I had never read a novel by Jodi Picoult before. I chose to read this one because it won the Abraham Lincoln Award. And now I have read all of the Lincoln Award Winners (fiction)! Yea! The things that bring relief if not happiness.
I hadn’t exactly gotten excited to read it. But it was a true page turner. I couldn’t put it down. I understand that there is a movie as well. It looks like Diaz and Breslin take the starring roles? Perhaps I’ll have to order it.
There are just those books that seem made for a TV movie or perhaps Hallmark is a better choice. And this book had the same feeling – guaranteed to push all of your emotional buttons. I should have known I was going to need tissues. I don’t know why I thought I would be immune.
The youngest character in the book and the protagonist, Anna Fitzgerald, is a mature thirteen-year-old girl and this is why I will recommend this book to girls from Junior High on. Children like to read about kids that are older than themselves. It gives them a glimpse into their future. And girls tend to be more mature.

..............................

**STUDY QUESTIONS**
1. Please copy the book review word for word, starting at "There are just" and ending at "be more mature.".
2. Write the next part of the book review, picking up after its final sentence.

..............................

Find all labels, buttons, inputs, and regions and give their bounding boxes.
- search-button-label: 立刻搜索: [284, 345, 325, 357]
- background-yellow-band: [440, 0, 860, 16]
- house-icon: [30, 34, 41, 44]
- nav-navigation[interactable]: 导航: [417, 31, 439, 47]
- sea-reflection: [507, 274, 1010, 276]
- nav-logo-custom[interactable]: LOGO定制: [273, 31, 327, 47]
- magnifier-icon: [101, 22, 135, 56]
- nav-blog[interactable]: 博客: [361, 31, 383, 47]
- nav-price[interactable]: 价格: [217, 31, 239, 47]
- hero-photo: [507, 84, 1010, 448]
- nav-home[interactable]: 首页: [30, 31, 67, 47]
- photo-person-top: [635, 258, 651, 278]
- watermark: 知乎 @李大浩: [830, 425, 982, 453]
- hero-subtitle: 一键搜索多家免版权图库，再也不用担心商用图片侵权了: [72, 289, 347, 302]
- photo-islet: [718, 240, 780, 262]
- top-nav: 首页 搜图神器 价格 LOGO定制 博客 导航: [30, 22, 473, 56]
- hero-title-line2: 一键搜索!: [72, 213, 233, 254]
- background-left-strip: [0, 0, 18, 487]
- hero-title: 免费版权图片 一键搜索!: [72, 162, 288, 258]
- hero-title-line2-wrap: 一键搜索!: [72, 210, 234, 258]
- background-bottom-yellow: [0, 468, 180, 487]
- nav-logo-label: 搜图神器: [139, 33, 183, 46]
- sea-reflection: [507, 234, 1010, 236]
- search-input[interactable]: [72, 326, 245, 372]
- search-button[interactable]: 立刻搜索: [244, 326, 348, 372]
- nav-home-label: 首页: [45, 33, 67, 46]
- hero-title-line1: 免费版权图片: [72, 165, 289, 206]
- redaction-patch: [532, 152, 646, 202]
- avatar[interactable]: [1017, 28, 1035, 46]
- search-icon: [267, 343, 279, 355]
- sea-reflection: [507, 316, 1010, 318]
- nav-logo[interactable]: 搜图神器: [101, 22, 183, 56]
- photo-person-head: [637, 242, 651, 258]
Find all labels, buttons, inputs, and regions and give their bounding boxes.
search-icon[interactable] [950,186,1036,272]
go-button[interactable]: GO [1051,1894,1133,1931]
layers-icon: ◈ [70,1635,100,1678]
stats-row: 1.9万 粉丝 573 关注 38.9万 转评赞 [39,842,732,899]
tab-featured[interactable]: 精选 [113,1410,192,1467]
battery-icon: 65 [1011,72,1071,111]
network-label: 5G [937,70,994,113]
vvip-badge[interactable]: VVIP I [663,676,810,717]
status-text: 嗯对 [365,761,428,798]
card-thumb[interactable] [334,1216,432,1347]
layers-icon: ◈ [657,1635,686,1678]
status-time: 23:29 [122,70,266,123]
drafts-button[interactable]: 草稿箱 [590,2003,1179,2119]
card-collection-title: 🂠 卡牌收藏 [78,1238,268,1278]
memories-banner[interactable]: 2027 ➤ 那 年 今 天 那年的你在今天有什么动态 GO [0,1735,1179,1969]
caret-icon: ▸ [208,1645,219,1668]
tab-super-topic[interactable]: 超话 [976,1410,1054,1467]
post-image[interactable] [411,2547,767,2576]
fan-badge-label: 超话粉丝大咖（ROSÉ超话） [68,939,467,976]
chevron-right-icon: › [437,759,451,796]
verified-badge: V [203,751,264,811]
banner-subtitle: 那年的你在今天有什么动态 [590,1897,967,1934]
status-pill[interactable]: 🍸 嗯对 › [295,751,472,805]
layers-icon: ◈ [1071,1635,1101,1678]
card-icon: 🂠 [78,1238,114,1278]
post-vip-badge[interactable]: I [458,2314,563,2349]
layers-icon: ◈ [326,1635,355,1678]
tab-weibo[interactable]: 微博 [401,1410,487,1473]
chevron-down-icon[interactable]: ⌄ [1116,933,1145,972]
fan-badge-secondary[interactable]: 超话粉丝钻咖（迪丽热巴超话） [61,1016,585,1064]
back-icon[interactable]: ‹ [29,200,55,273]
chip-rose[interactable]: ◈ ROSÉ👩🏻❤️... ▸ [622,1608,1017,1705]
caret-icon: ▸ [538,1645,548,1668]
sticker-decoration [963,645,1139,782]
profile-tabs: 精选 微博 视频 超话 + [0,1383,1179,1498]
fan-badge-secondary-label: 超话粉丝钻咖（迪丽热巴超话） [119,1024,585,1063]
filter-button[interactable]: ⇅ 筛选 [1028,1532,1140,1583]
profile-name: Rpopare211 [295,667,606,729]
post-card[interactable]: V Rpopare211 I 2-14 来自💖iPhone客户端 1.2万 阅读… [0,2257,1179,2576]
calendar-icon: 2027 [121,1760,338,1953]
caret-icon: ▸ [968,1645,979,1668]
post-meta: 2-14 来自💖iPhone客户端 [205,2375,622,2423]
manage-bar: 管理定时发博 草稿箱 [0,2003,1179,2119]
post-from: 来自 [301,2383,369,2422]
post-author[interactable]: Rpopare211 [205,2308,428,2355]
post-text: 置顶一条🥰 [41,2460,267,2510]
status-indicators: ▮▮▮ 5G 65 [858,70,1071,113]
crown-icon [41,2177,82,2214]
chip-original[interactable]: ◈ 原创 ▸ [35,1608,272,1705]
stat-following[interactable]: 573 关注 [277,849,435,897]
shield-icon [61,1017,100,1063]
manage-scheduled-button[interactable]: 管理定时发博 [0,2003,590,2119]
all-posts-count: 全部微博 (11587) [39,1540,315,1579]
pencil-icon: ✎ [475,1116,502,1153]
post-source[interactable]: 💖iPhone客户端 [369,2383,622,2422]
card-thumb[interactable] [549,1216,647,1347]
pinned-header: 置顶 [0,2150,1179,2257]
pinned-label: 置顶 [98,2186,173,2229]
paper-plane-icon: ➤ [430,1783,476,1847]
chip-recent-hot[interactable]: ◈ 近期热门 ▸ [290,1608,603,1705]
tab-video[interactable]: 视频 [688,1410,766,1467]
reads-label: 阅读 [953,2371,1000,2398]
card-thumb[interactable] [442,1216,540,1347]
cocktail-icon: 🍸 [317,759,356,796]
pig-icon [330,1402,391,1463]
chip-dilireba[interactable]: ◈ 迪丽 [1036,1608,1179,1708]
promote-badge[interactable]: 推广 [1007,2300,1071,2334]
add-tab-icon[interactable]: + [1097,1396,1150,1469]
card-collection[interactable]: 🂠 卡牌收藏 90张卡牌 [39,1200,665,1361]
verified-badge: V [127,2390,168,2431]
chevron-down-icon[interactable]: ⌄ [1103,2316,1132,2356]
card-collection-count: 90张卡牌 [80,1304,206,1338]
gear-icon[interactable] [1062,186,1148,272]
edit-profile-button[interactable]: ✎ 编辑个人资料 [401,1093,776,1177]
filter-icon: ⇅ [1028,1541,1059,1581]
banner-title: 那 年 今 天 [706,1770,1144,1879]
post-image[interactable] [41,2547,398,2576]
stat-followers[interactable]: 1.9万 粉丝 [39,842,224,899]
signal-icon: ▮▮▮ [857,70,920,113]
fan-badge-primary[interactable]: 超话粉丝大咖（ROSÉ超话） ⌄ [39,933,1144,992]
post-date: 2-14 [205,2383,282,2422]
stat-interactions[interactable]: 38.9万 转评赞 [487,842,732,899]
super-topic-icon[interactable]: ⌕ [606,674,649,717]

..............................

**RESULTS BY TASK**
1.
There are just those books that seem made for a TV movie or perhaps Hallmark is a better choice. And this book had the same feeling – guaranteed to push all of your emotional buttons. I should have known I was going to need tissues. I don’t know why I thought I would be immune.
The youngest character in the book and the protagonist, Anna Fitzgerald, is a mature thirteen-year-old girl and this is why I will recommend this book to girls from Junior High on. Children like to read about kids that are older than themselves. It gives them a glimpse into their future. And girls tend to be more mature.

2.
But I will warn that there are also adult characters, young and old, and this novel was written with an adult audience in mind. Cursing is used, but not excessively, but rather appropriately if there is such a thing. I think there are still a few of us that need a Mt. Everest to collapse upon us to elicit a “darn”. The oldest, sibling, Jesse, has run amuck, he uses drugs, makes his own moonshine, steals motor vehicles, and is proudest of his arsonist tendencies. There is sex, but not descriptive and certainly not graphic, more implied. Finally, there is a lesbian character, but her seven-year relationship has just ended and she only makes a few angry appearances. These are the red flags of the Children’s Librarian. i.e. If you don’t point them out, a patron will.
Anna is the younger sister of Kate Fitzgerald who was diagnosed at two-years of age with a rare form of leukemia – acute promyelocytic leukemia (APL). “Only about twelve hundred people a year are diagnosed with it. The rate of survival for APL patients is twenty to thirty percent, if treatment starts immediately.” Kate’s best chance for survival is for a related, genetic match donor, but her brother is not a perfect match. A doctor suggests that Kate’s parents consider more siblings for Kate and that is the first inkling in their minds of an Anna.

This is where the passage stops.